**Source records**

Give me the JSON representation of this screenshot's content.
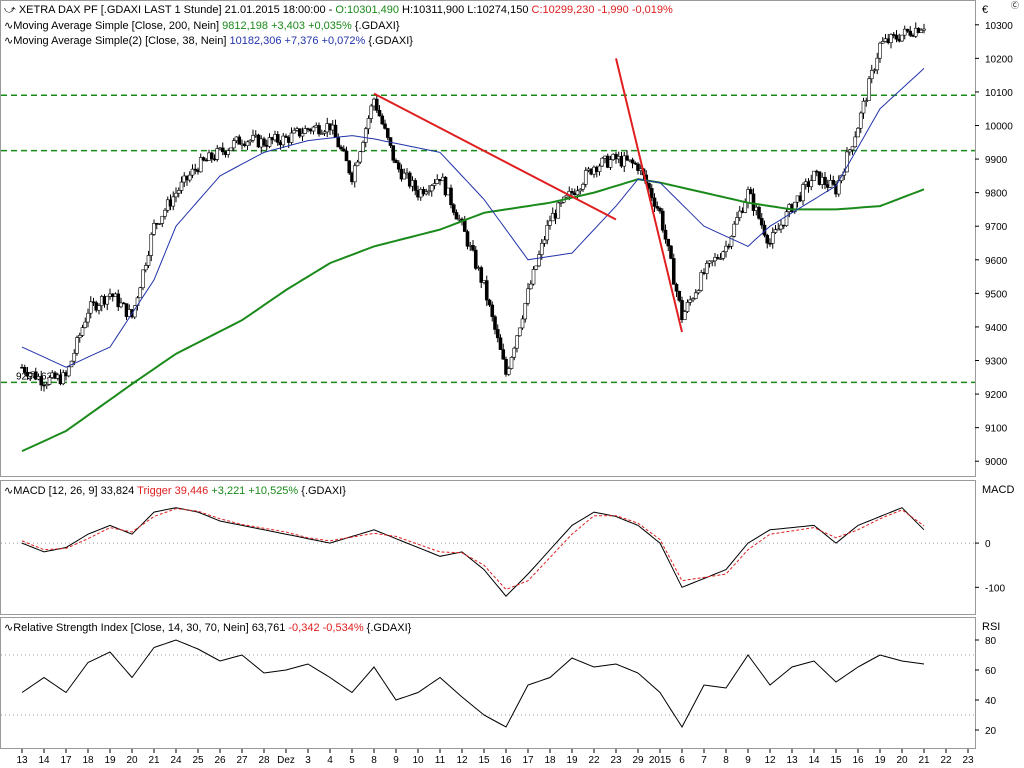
{
  "colors": {
    "candle_up": "#000000",
    "candle_down": "#000000",
    "sma200": "#1a8a1a",
    "sma38": "#2233aa",
    "trend": "#e02020",
    "hline": "#1a8a1a",
    "macd": "#000000",
    "trigger": "#e02020",
    "positive": "#1a8a1a",
    "negative": "#e02020",
    "info": "#2233aa"
  },
  "header": {
    "currency": "€",
    "corner": "Ⓒ",
    "line1": {
      "prefix": "XETRA DAX PF [.GDAXI LAST 1 Stunde] 21.01.2015 18:00:00 - ",
      "open": "O:10301,490",
      "high_low": " H:10311,900 L:10274,150 ",
      "close": "C:10299,230 -1,990 -0,019%"
    },
    "line2": {
      "prefix": "Moving Average Simple [Close, 200, Nein] ",
      "values": "9812,198 +3,403 +0,035%",
      "suffix": " {.GDAXI}"
    },
    "line3": {
      "prefix": "Moving Average Simple(2) [Close, 38, Nein] ",
      "values": "10182,306 +7,376 +0,072%",
      "suffix": " {.GDAXI}"
    }
  },
  "macd_header": {
    "prefix": "MACD [12, 26, 9] 33,824 ",
    "trigger": "Trigger 39,446",
    "change": " +3,221 +10,525%",
    "suffix": " {.GDAXI}"
  },
  "rsi_header": {
    "prefix": "Relative Strength Index [Close, 14, 30, 70, Nein] 63,761 ",
    "change": "-0,342 -0,534%",
    "suffix": " {.GDAXI}"
  },
  "chart_data": {
    "type": "candlestick",
    "price_axis": {
      "ylim": [
        8950,
        10350
      ],
      "ticks": [
        9000,
        9100,
        9200,
        9300,
        9400,
        9500,
        9600,
        9700,
        9800,
        9900,
        10000,
        10100,
        10200,
        10300
      ]
    },
    "macd_axis": {
      "title": "MACD",
      "ylim": [
        -140,
        120
      ],
      "ticks": [
        0,
        -100
      ]
    },
    "rsi_axis": {
      "title": "RSI",
      "ylim": [
        10,
        90
      ],
      "ticks": [
        80,
        60,
        40,
        20
      ],
      "levels": [
        30,
        70
      ]
    },
    "x_labels": [
      "13",
      "14",
      "17",
      "18",
      "19",
      "20",
      "21",
      "24",
      "25",
      "26",
      "27",
      "28",
      "Dez",
      "3",
      "4",
      "5",
      "8",
      "9",
      "10",
      "11",
      "12",
      "15",
      "16",
      "17",
      "18",
      "19",
      "22",
      "23",
      "29",
      "2015",
      "6",
      "7",
      "8",
      "9",
      "12",
      "13",
      "14",
      "15",
      "16",
      "19",
      "20",
      "21",
      "22",
      "23"
    ],
    "horizontal_levels": [
      10090,
      9925,
      9235
    ],
    "level_label": "9234,63",
    "trendlines": [
      {
        "from": [
          "8",
          10095
        ],
        "to": [
          "23",
          9720
        ]
      },
      {
        "from": [
          "6",
          9385
        ],
        "to": [
          "23",
          10200
        ]
      }
    ],
    "price_path": [
      [
        "13",
        9280
      ],
      [
        "14",
        9240
      ],
      [
        "17",
        9250
      ],
      [
        "18",
        9450
      ],
      [
        "19",
        9500
      ],
      [
        "20",
        9430
      ],
      [
        "21",
        9700
      ],
      [
        "24",
        9800
      ],
      [
        "25",
        9880
      ],
      [
        "26",
        9920
      ],
      [
        "27",
        9960
      ],
      [
        "28",
        9950
      ],
      [
        "Dez",
        9960
      ],
      [
        "3",
        9990
      ],
      [
        "4",
        10000
      ],
      [
        "5",
        9850
      ],
      [
        "8",
        10080
      ],
      [
        "9",
        9880
      ],
      [
        "10",
        9800
      ],
      [
        "11",
        9850
      ],
      [
        "12",
        9700
      ],
      [
        "15",
        9520
      ],
      [
        "16",
        9260
      ],
      [
        "17",
        9500
      ],
      [
        "18",
        9720
      ],
      [
        "19",
        9800
      ],
      [
        "22",
        9880
      ],
      [
        "23",
        9900
      ],
      [
        "29",
        9880
      ],
      [
        "2015",
        9740
      ],
      [
        "6",
        9430
      ],
      [
        "7",
        9560
      ],
      [
        "8",
        9640
      ],
      [
        "9",
        9800
      ],
      [
        "12",
        9650
      ],
      [
        "13",
        9760
      ],
      [
        "14",
        9850
      ],
      [
        "15",
        9810
      ],
      [
        "16",
        10000
      ],
      [
        "19",
        10240
      ],
      [
        "20",
        10270
      ],
      [
        "21",
        10300
      ]
    ],
    "sma200_path": [
      [
        "13",
        9030
      ],
      [
        "17",
        9090
      ],
      [
        "20",
        9230
      ],
      [
        "24",
        9320
      ],
      [
        "27",
        9420
      ],
      [
        "Dez",
        9510
      ],
      [
        "4",
        9590
      ],
      [
        "8",
        9640
      ],
      [
        "11",
        9690
      ],
      [
        "15",
        9740
      ],
      [
        "18",
        9770
      ],
      [
        "22",
        9800
      ],
      [
        "29",
        9840
      ],
      [
        "2015",
        9830
      ],
      [
        "7",
        9800
      ],
      [
        "9",
        9770
      ],
      [
        "13",
        9750
      ],
      [
        "15",
        9750
      ],
      [
        "19",
        9760
      ],
      [
        "21",
        9810
      ]
    ],
    "sma38_path": [
      [
        "13",
        9340
      ],
      [
        "17",
        9280
      ],
      [
        "19",
        9340
      ],
      [
        "21",
        9540
      ],
      [
        "24",
        9700
      ],
      [
        "26",
        9850
      ],
      [
        "28",
        9920
      ],
      [
        "3",
        9955
      ],
      [
        "5",
        9970
      ],
      [
        "8",
        9960
      ],
      [
        "11",
        9920
      ],
      [
        "15",
        9780
      ],
      [
        "17",
        9600
      ],
      [
        "19",
        9620
      ],
      [
        "23",
        9760
      ],
      [
        "29",
        9840
      ],
      [
        "2015",
        9830
      ],
      [
        "7",
        9700
      ],
      [
        "9",
        9640
      ],
      [
        "12",
        9700
      ],
      [
        "14",
        9780
      ],
      [
        "15",
        9820
      ],
      [
        "19",
        10050
      ],
      [
        "21",
        10170
      ]
    ],
    "macd_path": [
      [
        "13",
        0
      ],
      [
        "14",
        -20
      ],
      [
        "17",
        -10
      ],
      [
        "18",
        20
      ],
      [
        "19",
        40
      ],
      [
        "20",
        20
      ],
      [
        "21",
        70
      ],
      [
        "24",
        80
      ],
      [
        "25",
        70
      ],
      [
        "26",
        50
      ],
      [
        "27",
        40
      ],
      [
        "Dez",
        20
      ],
      [
        "3",
        10
      ],
      [
        "4",
        0
      ],
      [
        "8",
        30
      ],
      [
        "9",
        10
      ],
      [
        "11",
        -30
      ],
      [
        "12",
        -20
      ],
      [
        "15",
        -60
      ],
      [
        "16",
        -120
      ],
      [
        "17",
        -70
      ],
      [
        "19",
        40
      ],
      [
        "22",
        70
      ],
      [
        "23",
        60
      ],
      [
        "29",
        40
      ],
      [
        "2015",
        0
      ],
      [
        "6",
        -100
      ],
      [
        "8",
        -60
      ],
      [
        "9",
        0
      ],
      [
        "12",
        30
      ],
      [
        "14",
        40
      ],
      [
        "15",
        0
      ],
      [
        "16",
        40
      ],
      [
        "19",
        60
      ],
      [
        "20",
        80
      ],
      [
        "21",
        30
      ]
    ],
    "trigger_path": [
      [
        "13",
        5
      ],
      [
        "14",
        -15
      ],
      [
        "17",
        -12
      ],
      [
        "18",
        10
      ],
      [
        "19",
        35
      ],
      [
        "20",
        25
      ],
      [
        "21",
        60
      ],
      [
        "24",
        78
      ],
      [
        "25",
        72
      ],
      [
        "26",
        55
      ],
      [
        "27",
        42
      ],
      [
        "Dez",
        25
      ],
      [
        "3",
        12
      ],
      [
        "4",
        5
      ],
      [
        "8",
        22
      ],
      [
        "9",
        15
      ],
      [
        "11",
        -20
      ],
      [
        "12",
        -22
      ],
      [
        "15",
        -50
      ],
      [
        "16",
        -105
      ],
      [
        "17",
        -85
      ],
      [
        "19",
        20
      ],
      [
        "22",
        62
      ],
      [
        "23",
        62
      ],
      [
        "29",
        45
      ],
      [
        "2015",
        8
      ],
      [
        "6",
        -85
      ],
      [
        "8",
        -70
      ],
      [
        "9",
        -15
      ],
      [
        "12",
        20
      ],
      [
        "14",
        35
      ],
      [
        "15",
        12
      ],
      [
        "16",
        30
      ],
      [
        "19",
        55
      ],
      [
        "20",
        75
      ],
      [
        "21",
        39
      ]
    ],
    "rsi_path": [
      [
        "13",
        45
      ],
      [
        "14",
        55
      ],
      [
        "17",
        45
      ],
      [
        "18",
        65
      ],
      [
        "19",
        72
      ],
      [
        "20",
        55
      ],
      [
        "21",
        75
      ],
      [
        "24",
        80
      ],
      [
        "25",
        74
      ],
      [
        "26",
        66
      ],
      [
        "27",
        70
      ],
      [
        "28",
        58
      ],
      [
        "Dez",
        60
      ],
      [
        "3",
        64
      ],
      [
        "4",
        55
      ],
      [
        "5",
        45
      ],
      [
        "8",
        62
      ],
      [
        "9",
        40
      ],
      [
        "10",
        45
      ],
      [
        "11",
        55
      ],
      [
        "12",
        42
      ],
      [
        "15",
        30
      ],
      [
        "16",
        22
      ],
      [
        "17",
        50
      ],
      [
        "18",
        55
      ],
      [
        "19",
        68
      ],
      [
        "22",
        62
      ],
      [
        "23",
        64
      ],
      [
        "29",
        58
      ],
      [
        "2015",
        45
      ],
      [
        "6",
        22
      ],
      [
        "7",
        50
      ],
      [
        "8",
        48
      ],
      [
        "9",
        70
      ],
      [
        "12",
        50
      ],
      [
        "13",
        62
      ],
      [
        "14",
        66
      ],
      [
        "15",
        52
      ],
      [
        "16",
        62
      ],
      [
        "19",
        70
      ],
      [
        "20",
        66
      ],
      [
        "21",
        64
      ]
    ]
  }
}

**Short exercise**
Search the listing for the word "values". Copy every line in which it occurs.

**Written answer**
      "values": "9812,198 +3,403 +0,035%",
      "values": "10182,306 +7,376 +0,072%",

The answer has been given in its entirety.